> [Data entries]
**********

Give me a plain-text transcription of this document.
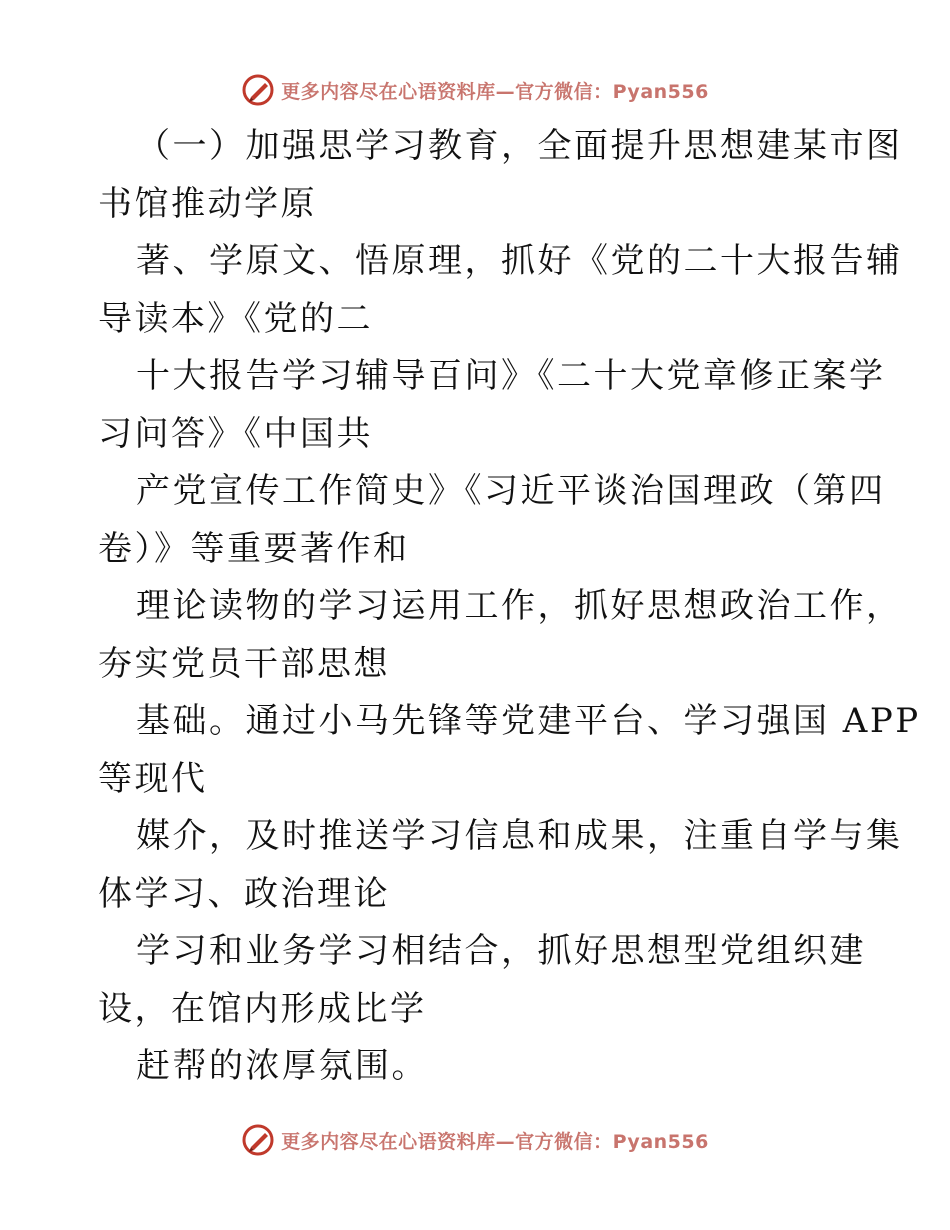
更多内容尽在心语资料库—官方微信：Pyan556
（一）加强思学习教育，全面提升思想建某市图
书馆推动学原
著、学原文、悟原理，抓好《党的二十大报告辅
导读本》《党的二
十大报告学习辅导百问》《二十大党章修正案学
习问答》《中国共
产党宣传工作简史》《习近平谈治国理政（第四
卷）》等重要著作和
理论读物的学习运用工作，抓好思想政治工作，
夯实党员干部思想
基础。通过小马先锋等党建平台、学习强国 APP
等现代
媒介，及时推送学习信息和成果，注重自学与集
体学习、政治理论
学习和业务学习相结合，抓好思想型党组织建
设，在馆内形成比学
赶帮的浓厚氛围。
更多内容尽在心语资料库—官方微信：Pyan556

**********

> [WHAT THIS TASK INVOLVES] Reproduce the listing exactly. Leave its pictures out.

> [SOLUTION TO THIS PROBLEM]
Give me a plain-text transcription of this document.
更多内容尽在心语资料库—官方微信：Pyan556
（一）加强思学习教育，全面提升思想建某市图
书馆推动学原
著、学原文、悟原理，抓好《党的二十大报告辅
导读本》《党的二
十大报告学习辅导百问》《二十大党章修正案学
习问答》《中国共
产党宣传工作简史》《习近平谈治国理政（第四
卷）》等重要著作和
理论读物的学习运用工作，抓好思想政治工作，
夯实党员干部思想
基础。通过小马先锋等党建平台、学习强国 APP
等现代
媒介，及时推送学习信息和成果，注重自学与集
体学习、政治理论
学习和业务学习相结合，抓好思想型党组织建
设，在馆内形成比学
赶帮的浓厚氛围。
更多内容尽在心语资料库—官方微信：Pyan556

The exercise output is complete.